◆ Supplied records:
__________________________________________________

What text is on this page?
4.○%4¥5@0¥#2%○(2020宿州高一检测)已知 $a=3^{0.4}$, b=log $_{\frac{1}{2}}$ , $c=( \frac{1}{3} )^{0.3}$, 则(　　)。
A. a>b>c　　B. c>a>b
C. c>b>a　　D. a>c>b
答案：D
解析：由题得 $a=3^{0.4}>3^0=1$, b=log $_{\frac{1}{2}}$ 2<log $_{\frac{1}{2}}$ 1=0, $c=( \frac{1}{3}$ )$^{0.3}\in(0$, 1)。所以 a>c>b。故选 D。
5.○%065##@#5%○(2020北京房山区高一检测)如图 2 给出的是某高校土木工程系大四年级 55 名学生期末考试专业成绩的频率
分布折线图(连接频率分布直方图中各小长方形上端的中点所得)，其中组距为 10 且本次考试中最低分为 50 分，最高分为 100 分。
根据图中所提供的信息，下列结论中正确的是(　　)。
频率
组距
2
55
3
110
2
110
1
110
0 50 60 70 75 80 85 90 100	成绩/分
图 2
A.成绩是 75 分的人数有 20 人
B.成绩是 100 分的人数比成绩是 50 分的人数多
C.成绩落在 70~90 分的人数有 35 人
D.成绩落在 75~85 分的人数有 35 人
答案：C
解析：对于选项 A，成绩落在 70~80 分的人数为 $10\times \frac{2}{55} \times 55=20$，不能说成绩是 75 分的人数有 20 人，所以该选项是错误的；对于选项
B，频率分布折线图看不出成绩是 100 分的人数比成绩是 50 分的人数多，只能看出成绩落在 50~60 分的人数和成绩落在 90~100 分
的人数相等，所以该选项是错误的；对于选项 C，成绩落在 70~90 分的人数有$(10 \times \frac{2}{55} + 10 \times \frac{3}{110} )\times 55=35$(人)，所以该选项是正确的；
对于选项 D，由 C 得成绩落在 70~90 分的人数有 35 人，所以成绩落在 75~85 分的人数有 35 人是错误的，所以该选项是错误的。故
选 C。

__________________________________________________

◆ Task details:
Print every entry exactly as written.

◆ Solution:
What text is on this page?
4.○%4¥5@0¥#2%○(2020宿州高一检测)已知 $a=3^{0.4}$, b=log $_{\frac{1}{2}}$ , $c=( \frac{1}{3} )^{0.3}$, 则(　　)。
A. a>b>c　　B. c>a>b
C. c>b>a　　D. a>c>b
答案：D
解析：由题得 $a=3^{0.4}>3^0=1$, b=log $_{\frac{1}{2}}$ 2<log $_{\frac{1}{2}}$ 1=0, $c=( \frac{1}{3}$ )$^{0.3}\in(0$, 1)。所以 a>c>b。故选 D。
5.○%065##@#5%○(2020北京房山区高一检测)如图 2 给出的是某高校土木工程系大四年级 55 名学生期末考试专业成绩的频率
分布折线图(连接频率分布直方图中各小长方形上端的中点所得)，其中组距为 10 且本次考试中最低分为 50 分，最高分为 100 分。
根据图中所提供的信息，下列结论中正确的是(　　)。
频率
组距
2
55
3
110
2
110
1
110
0 50 60 70 75 80 85 90 100	成绩/分
图 2
A.成绩是 75 分的人数有 20 人
B.成绩是 100 分的人数比成绩是 50 分的人数多
C.成绩落在 70~90 分的人数有 35 人
D.成绩落在 75~85 分的人数有 35 人
答案：C
解析：对于选项 A，成绩落在 70~80 分的人数为 $10\times \frac{2}{55} \times 55=20$，不能说成绩是 75 分的人数有 20 人，所以该选项是错误的；对于选项
B，频率分布折线图看不出成绩是 100 分的人数比成绩是 50 分的人数多，只能看出成绩落在 50~60 分的人数和成绩落在 90~100 分
的人数相等，所以该选项是错误的；对于选项 C，成绩落在 70~90 分的人数有$(10 \times \frac{2}{55} + 10 \times \frac{3}{110} )\times 55=35$(人)，所以该选项是正确的；
对于选项 D，由 C 得成绩落在 70~90 分的人数有 35 人，所以成绩落在 75~85 分的人数有 35 人是错误的，所以该选项是错误的。故
选 C。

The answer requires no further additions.